> _本文抜粋_
↓
また、授業の教材として使える材料、たとえば画用紙一つにしても、インドネシアで探すのはとても難しい上に、どんな物があり、どこで手に入れることができるか知りたいと思っていました。
しかし、いったいどうやってつながりを作ればいいんだ? ということでそうこうするうちにもうすぐ2年がたとうとしていました。これではいけない。任期が終わってしまう。
そこでまずジャパンファンデーションにジャカルタで活躍中の芸術家や芸術大学の教授を紹介してもらいました。それをもとにインドネシア理解の先生にお願いしてジャカルタ芸術大学アポイントメントをとってもらいました。そこで今回のIKJ訪問が実現しました。
ジャカルタ芸術大学はざっとこんな所です。この大学には今回はいけなかったけれど、音楽とか演劇とかそういう科もあるそうです。今まで美術関係で、ここにないと思われていた物を日本に発注していましたが、結論としてジャカルタでそろわない物はないということがわかりました。
インステュート クスニアン ジャカルタ(ジャカルタ 芸術大学)の正門。
この芸術大学は、メンテンのチキニにあるタマン イスマエル マルズキ公園の敷地の中にあります。
この公園内には、プラネタリウムや劇場、映画館などが入っています。イニシャルをとってティムと呼ばれています。この大学への入り口もティム内にあります。大学の建物の一つ。講堂になっていて作品の掲示などもできるようになっている。
ちょうどこの日は、3年生の試験中で、進級のための作品の展示と筆記試験が行われていました。この建物の中の様子です。学生たちの作品が展示してありました。油絵や水彩画でした。
試験のための椅子が並べられていました。さすが芸大の校内という感じです。校内を仕切るどの壁にも壁画が描かれていました。
具象的な物から、抽象的な物までカラフルです。美術科の収まっている校舎です。陶芸科は別棟になっていました。
中を歩いていると学生時代に戻ったみたいな感じがしました。
もう一度大学生をしてみたいな。彫刻科のサリム先生(左)と私です。サリム先生は木彫が専門です。
この壁紙はサリム先生の作品の写真の一部を使って作ってあります。木彫については、木彫のページをみてね
彫刻科の大学生です。のみ(パハット)を使って木を彫っています。
脇でサリム先生がアドバイスをしています。
この時彫刻科の学生は5人ぐらいが来て制作をしていました。1年から4年までで16人の学生が勉強しているということです。
板を かんなで削る学生彫刻科の粘土作品。 右はモデリング用の粘土です。
↑
> _課題 1_
本文の内容を二文で要約してください。
> _課題 2_
エントリの先頭の行から「x-tick-label: 4 [107, 386, 113, 398]」を含む行までを、両端の行も含めてそのまま書き出してください。

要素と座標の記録
↓
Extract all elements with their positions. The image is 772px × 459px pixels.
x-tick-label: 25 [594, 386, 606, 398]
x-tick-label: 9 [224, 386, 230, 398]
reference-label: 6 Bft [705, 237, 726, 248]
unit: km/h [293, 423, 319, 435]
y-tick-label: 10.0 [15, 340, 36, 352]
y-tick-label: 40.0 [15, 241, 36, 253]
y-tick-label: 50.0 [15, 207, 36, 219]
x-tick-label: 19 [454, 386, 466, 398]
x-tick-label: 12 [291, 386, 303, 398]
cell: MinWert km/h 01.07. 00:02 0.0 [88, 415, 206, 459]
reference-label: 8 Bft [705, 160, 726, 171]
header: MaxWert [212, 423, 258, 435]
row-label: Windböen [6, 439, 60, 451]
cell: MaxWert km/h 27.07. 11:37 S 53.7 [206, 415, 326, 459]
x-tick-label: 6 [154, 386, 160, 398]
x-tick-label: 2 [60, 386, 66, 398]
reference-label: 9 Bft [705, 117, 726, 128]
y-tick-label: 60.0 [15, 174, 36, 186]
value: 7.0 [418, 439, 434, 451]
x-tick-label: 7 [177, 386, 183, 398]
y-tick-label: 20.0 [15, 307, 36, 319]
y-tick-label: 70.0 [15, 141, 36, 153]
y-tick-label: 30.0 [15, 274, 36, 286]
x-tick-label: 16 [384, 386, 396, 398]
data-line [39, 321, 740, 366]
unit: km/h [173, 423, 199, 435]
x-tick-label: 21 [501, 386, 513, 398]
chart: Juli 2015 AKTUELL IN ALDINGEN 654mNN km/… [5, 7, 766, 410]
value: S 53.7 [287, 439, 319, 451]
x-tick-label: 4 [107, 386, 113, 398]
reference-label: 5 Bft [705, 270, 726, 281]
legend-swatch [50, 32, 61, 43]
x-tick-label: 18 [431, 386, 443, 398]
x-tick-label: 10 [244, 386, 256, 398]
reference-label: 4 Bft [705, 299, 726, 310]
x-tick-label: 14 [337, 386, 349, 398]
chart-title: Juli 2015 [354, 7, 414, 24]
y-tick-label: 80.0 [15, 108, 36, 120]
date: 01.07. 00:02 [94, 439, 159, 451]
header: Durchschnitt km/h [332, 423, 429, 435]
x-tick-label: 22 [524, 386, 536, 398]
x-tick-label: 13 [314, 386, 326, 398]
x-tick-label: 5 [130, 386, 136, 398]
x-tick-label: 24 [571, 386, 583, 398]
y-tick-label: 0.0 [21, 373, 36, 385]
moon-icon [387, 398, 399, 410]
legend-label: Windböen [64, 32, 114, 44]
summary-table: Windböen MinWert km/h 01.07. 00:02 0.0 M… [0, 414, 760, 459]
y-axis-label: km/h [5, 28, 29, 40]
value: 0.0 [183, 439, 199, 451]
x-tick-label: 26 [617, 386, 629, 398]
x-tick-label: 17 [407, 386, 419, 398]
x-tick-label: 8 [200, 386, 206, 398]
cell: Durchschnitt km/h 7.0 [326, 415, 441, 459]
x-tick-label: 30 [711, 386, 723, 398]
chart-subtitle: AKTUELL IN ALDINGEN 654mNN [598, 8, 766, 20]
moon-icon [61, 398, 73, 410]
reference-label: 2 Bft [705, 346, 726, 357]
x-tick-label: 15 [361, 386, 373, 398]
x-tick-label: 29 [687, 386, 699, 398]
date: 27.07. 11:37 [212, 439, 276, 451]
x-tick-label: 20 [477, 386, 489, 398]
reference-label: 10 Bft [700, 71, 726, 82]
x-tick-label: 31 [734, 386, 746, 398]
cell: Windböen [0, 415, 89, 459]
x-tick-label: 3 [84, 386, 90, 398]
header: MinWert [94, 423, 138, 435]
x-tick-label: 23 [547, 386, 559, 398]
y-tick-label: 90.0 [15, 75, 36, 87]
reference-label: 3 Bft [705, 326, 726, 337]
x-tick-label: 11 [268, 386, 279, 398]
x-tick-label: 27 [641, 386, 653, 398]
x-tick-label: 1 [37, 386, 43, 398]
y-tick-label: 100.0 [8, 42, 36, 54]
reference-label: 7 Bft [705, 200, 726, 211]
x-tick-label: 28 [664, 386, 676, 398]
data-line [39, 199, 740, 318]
↑
> _解答 1_
インドネシアで美術の教材をどこで手に入れられるか知りたかった筆者は、ジャパンファンデーションの紹介とインドネシア理解の先生の協力によってジャカルタ芸術大学(IKJ)を訪問し、ジャカルタでそろわない物はないとわかった。タマン イスマエル マルズキ公園の敷地内にあるこの大学では、訪問日に3年生の進級のための作品展示と筆記試験が行われており、彫刻科ではサリム先生の助言を受けながら学生がのみで木を彫っていた。

> _解答 2_
Extract all elements with their positions. The image is 772px × 459px pixels.
x-tick-label: 25 [594, 386, 606, 398]
x-tick-label: 9 [224, 386, 230, 398]
reference-label: 6 Bft [705, 237, 726, 248]
unit: km/h [293, 423, 319, 435]
y-tick-label: 10.0 [15, 340, 36, 352]
y-tick-label: 40.0 [15, 241, 36, 253]
y-tick-label: 50.0 [15, 207, 36, 219]
x-tick-label: 19 [454, 386, 466, 398]
x-tick-label: 12 [291, 386, 303, 398]
cell: MinWert km/h 01.07. 00:02 0.0 [88, 415, 206, 459]
reference-label: 8 Bft [705, 160, 726, 171]
header: MaxWert [212, 423, 258, 435]
row-label: Windböen [6, 439, 60, 451]
cell: MaxWert km/h 27.07. 11:37 S 53.7 [206, 415, 326, 459]
x-tick-label: 6 [154, 386, 160, 398]
x-tick-label: 2 [60, 386, 66, 398]
reference-label: 9 Bft [705, 117, 726, 128]
y-tick-label: 60.0 [15, 174, 36, 186]
value: 7.0 [418, 439, 434, 451]
x-tick-label: 7 [177, 386, 183, 398]
y-tick-label: 20.0 [15, 307, 36, 319]
y-tick-label: 70.0 [15, 141, 36, 153]
y-tick-label: 30.0 [15, 274, 36, 286]
x-tick-label: 16 [384, 386, 396, 398]
data-line [39, 321, 740, 366]
unit: km/h [173, 423, 199, 435]
x-tick-label: 21 [501, 386, 513, 398]
chart: Juli 2015 AKTUELL IN ALDINGEN 654mNN km/… [5, 7, 766, 410]
value: S 53.7 [287, 439, 319, 451]
x-tick-label: 4 [107, 386, 113, 398]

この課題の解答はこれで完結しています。